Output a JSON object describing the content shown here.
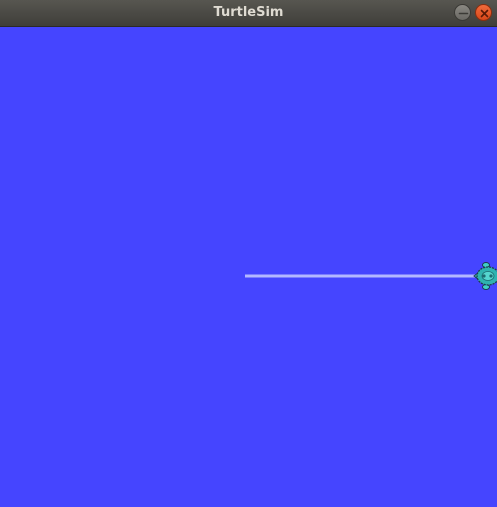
{
  "window": {
    "title": "TurtleSim"
  },
  "titlebar": {
    "buttons": [
      {
        "name": "minimize",
        "icon": "minimize-icon"
      },
      {
        "name": "close",
        "icon": "close-icon"
      }
    ]
  },
  "canvas": {
    "background_color": "#4545ff",
    "pen_color": "#b3b8ff",
    "turtle": {
      "icon": "turtle-icon",
      "shell_color": "#2fb3b0",
      "outline_color": "#1d3b4a"
    }
  },
  "colors": {
    "titlebar": "#4a4944",
    "title_text": "#dfdbd2",
    "close_button": "#e55b2a",
    "minimize_button": "#7d7c77"
  }
}
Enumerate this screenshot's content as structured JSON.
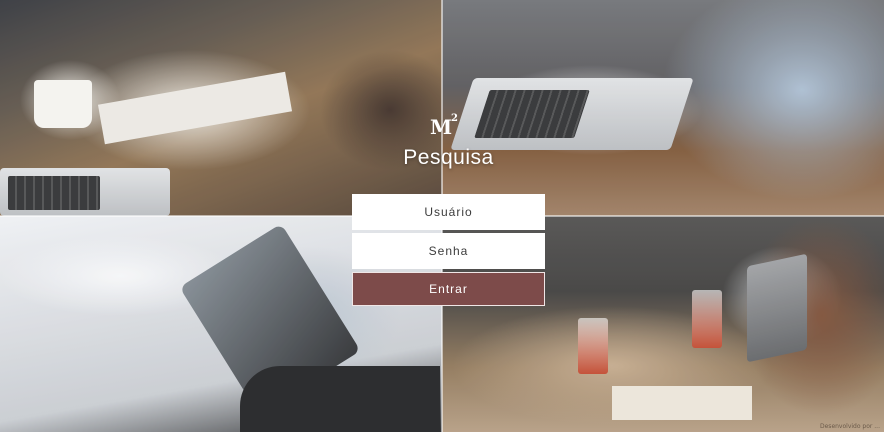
{
  "logo": {
    "mark": "M",
    "superscript": "2"
  },
  "title": "Pesquisa",
  "login": {
    "username_placeholder": "Usuário",
    "password_placeholder": "Senha",
    "submit_label": "Entrar"
  },
  "photo_credit": "Desenvolvido por ..."
}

= = = = =

• SET TASK
Reproduce each line of the material containing the word "content".

• EXERCISE RESULT
Output a JSON object describing the content shown here.
Enumerate this screenshot's content as structured JSON.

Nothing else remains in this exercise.